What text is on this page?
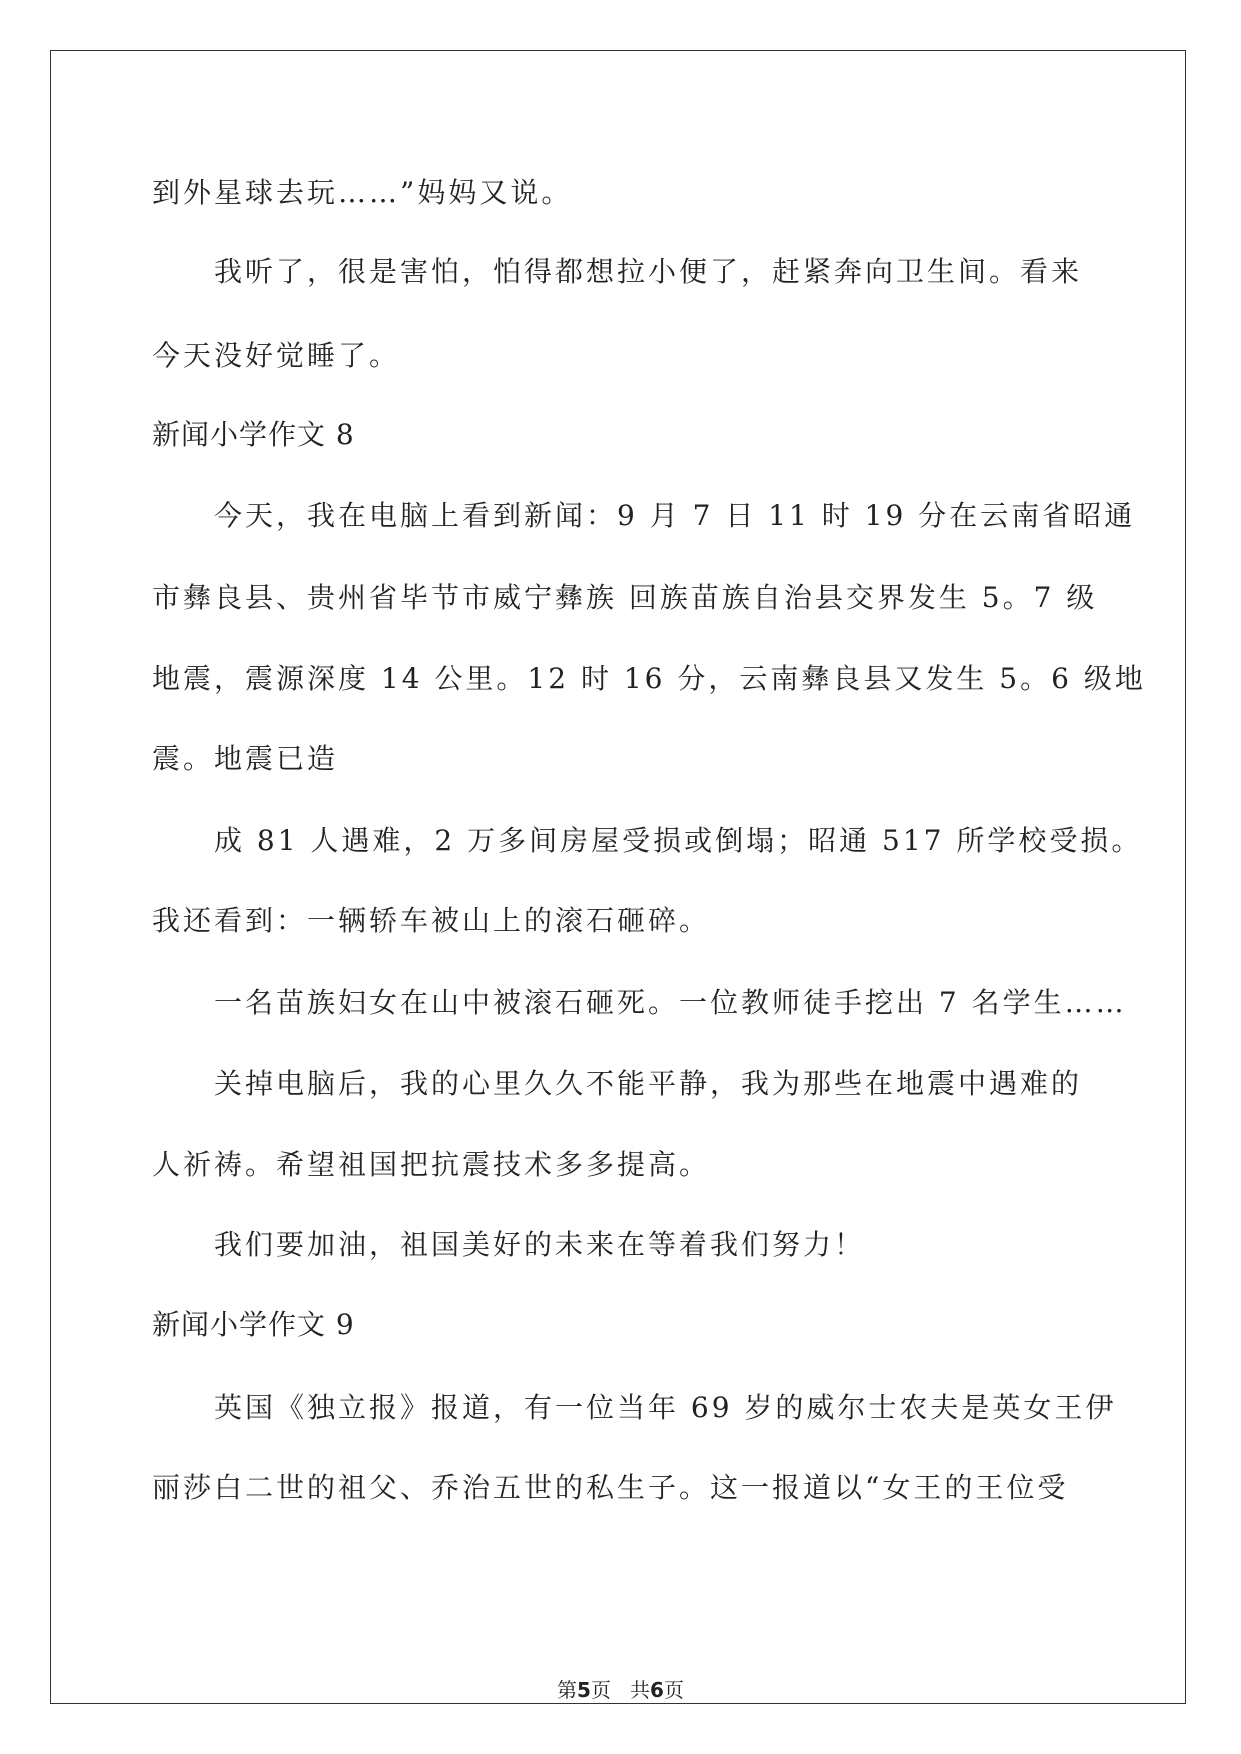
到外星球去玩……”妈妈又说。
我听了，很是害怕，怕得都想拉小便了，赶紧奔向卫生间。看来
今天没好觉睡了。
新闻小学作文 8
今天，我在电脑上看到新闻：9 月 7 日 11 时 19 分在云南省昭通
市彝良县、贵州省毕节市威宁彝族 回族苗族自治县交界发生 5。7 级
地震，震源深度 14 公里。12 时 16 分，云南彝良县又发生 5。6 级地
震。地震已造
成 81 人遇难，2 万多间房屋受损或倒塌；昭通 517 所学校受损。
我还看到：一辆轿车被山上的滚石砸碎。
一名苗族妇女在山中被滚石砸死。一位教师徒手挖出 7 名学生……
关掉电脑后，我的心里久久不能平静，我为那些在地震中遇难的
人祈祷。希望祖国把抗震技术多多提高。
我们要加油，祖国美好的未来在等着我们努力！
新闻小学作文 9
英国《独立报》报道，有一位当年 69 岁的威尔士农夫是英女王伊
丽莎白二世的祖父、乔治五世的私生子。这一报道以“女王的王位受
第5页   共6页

○ ○ ○

**WRITTEN TASK**
Set the listing down in full and exactly. Pictures within it should not appear in the copy.

**WRITTEN SOLUTION**
What text is on this page?
到外星球去玩……”妈妈又说。
我听了，很是害怕，怕得都想拉小便了，赶紧奔向卫生间。看来
今天没好觉睡了。
新闻小学作文 8
今天，我在电脑上看到新闻：9 月 7 日 11 时 19 分在云南省昭通
市彝良县、贵州省毕节市威宁彝族 回族苗族自治县交界发生 5。7 级
地震，震源深度 14 公里。12 时 16 分，云南彝良县又发生 5。6 级地
震。地震已造
成 81 人遇难，2 万多间房屋受损或倒塌；昭通 517 所学校受损。
我还看到：一辆轿车被山上的滚石砸碎。
一名苗族妇女在山中被滚石砸死。一位教师徒手挖出 7 名学生……
关掉电脑后，我的心里久久不能平静，我为那些在地震中遇难的
人祈祷。希望祖国把抗震技术多多提高。
我们要加油，祖国美好的未来在等着我们努力！
新闻小学作文 9
英国《独立报》报道，有一位当年 69 岁的威尔士农夫是英女王伊
丽莎白二世的祖父、乔治五世的私生子。这一报道以“女王的王位受
第5页   共6页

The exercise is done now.